• Work to complete: Drop every picture and give the entries back exactly.

• Data section:
......

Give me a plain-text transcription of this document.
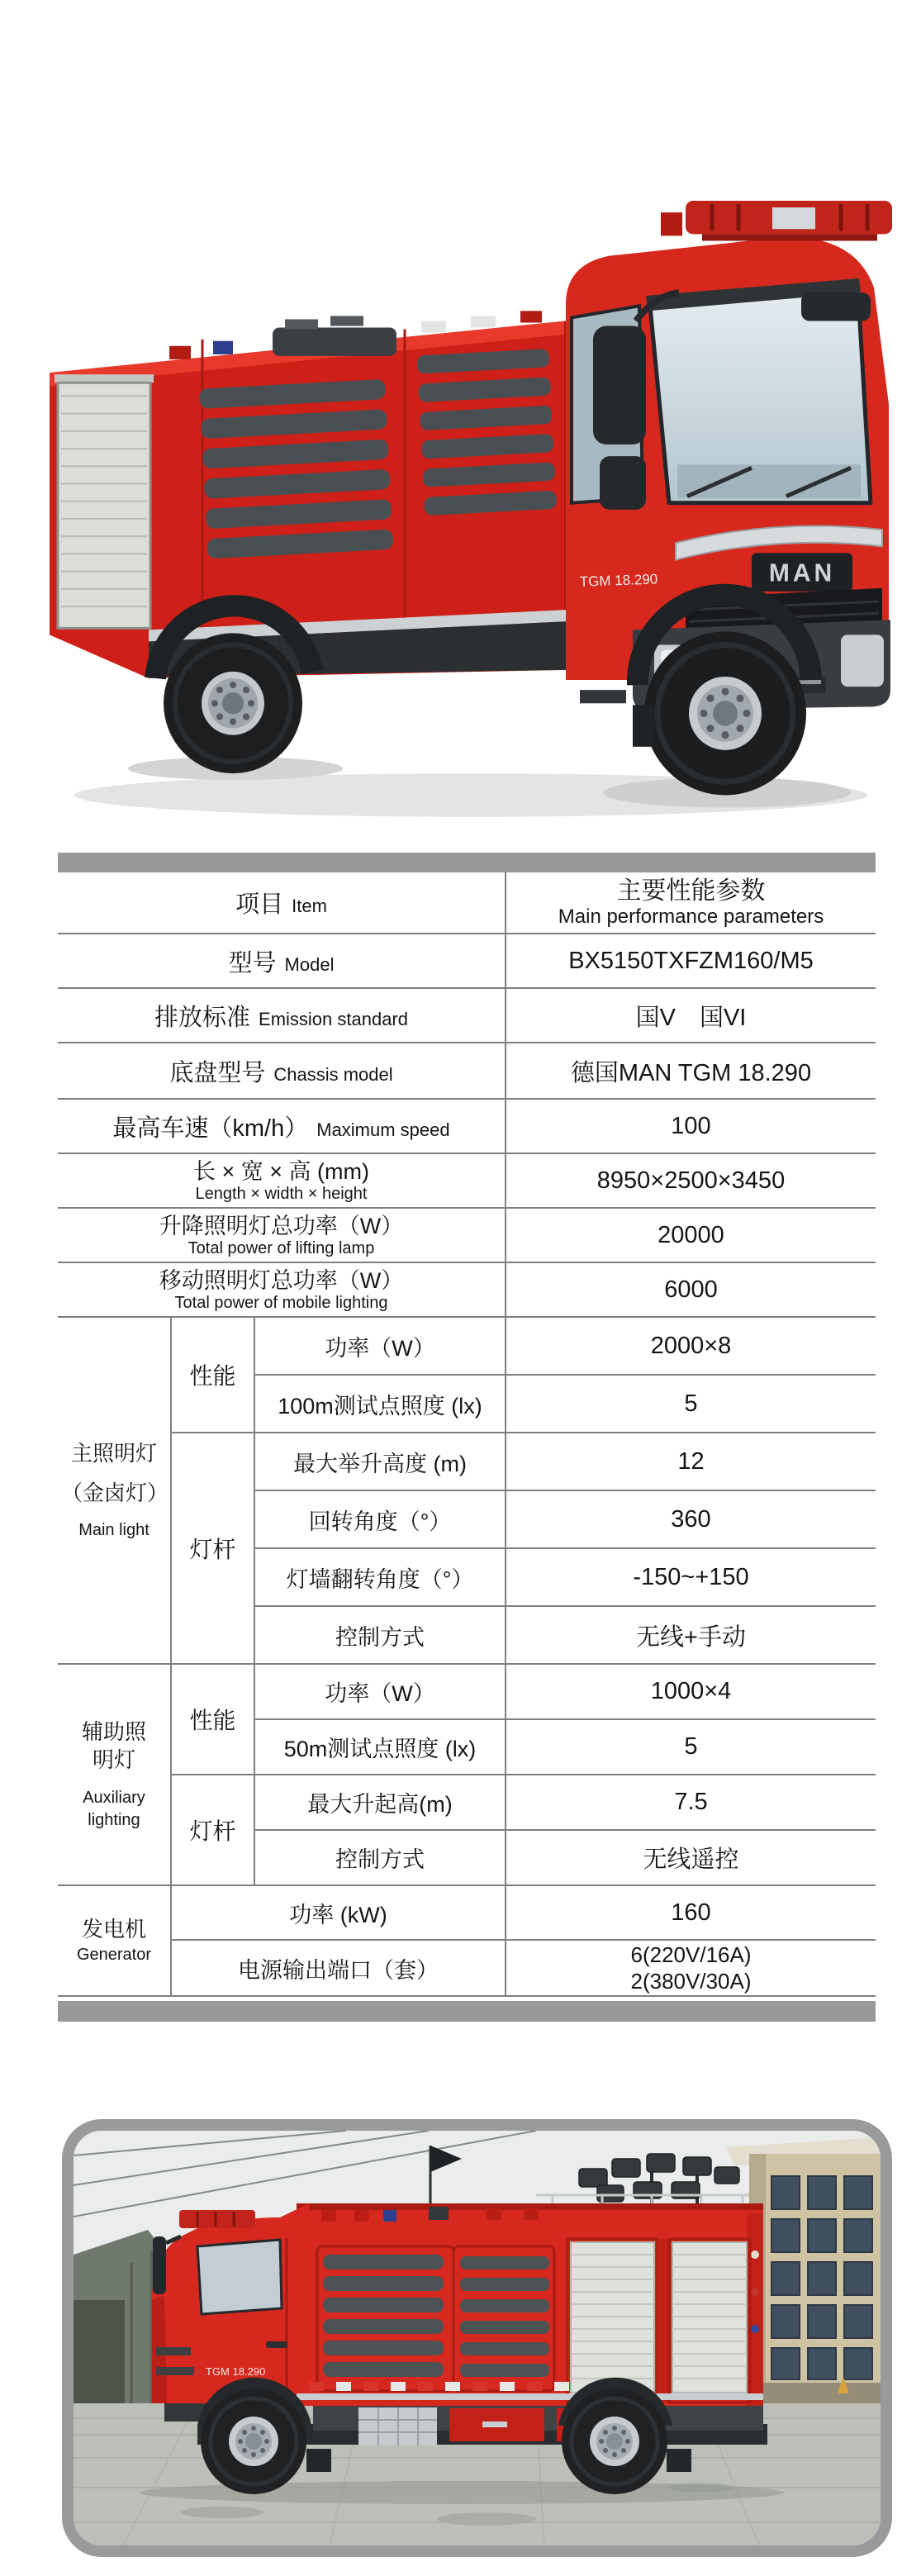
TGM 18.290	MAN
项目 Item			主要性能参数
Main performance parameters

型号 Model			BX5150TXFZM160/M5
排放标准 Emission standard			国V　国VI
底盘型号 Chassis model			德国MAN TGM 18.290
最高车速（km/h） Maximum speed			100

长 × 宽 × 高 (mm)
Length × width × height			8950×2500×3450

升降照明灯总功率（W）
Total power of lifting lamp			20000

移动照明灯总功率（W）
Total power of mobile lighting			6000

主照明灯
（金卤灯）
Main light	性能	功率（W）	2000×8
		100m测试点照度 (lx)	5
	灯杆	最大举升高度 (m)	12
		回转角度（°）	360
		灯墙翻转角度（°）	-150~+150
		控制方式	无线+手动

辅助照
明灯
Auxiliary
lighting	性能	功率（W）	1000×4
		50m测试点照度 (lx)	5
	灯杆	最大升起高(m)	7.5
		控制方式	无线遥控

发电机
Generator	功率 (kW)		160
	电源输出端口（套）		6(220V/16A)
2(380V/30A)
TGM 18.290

......

• Exercise result:
Give me a plain-text transcription of this document.
TGM 18.290	MAN
项目 Item			主要性能参数
Main performance parameters

型号 Model			BX5150TXFZM160/M5
排放标准 Emission standard			国V　国VI
底盘型号 Chassis model			德国MAN TGM 18.290
最高车速（km/h） Maximum speed			100

长 × 宽 × 高 (mm)
Length × width × height			8950×2500×3450

升降照明灯总功率（W）
Total power of lifting lamp			20000

移动照明灯总功率（W）
Total power of mobile lighting			6000

主照明灯
（金卤灯）
Main light	性能	功率（W）	2000×8
		100m测试点照度 (lx)	5
	灯杆	最大举升高度 (m)	12
		回转角度（°）	360
		灯墙翻转角度（°）	-150~+150
		控制方式	无线+手动

辅助照
明灯
Auxiliary
lighting	性能	功率（W）	1000×4
		50m测试点照度 (lx)	5
	灯杆	最大升起高(m)	7.5
		控制方式	无线遥控

发电机
Generator	功率 (kW)		160
	电源输出端口（套）		6(220V/16A)
2(380V/30A)
TGM 18.290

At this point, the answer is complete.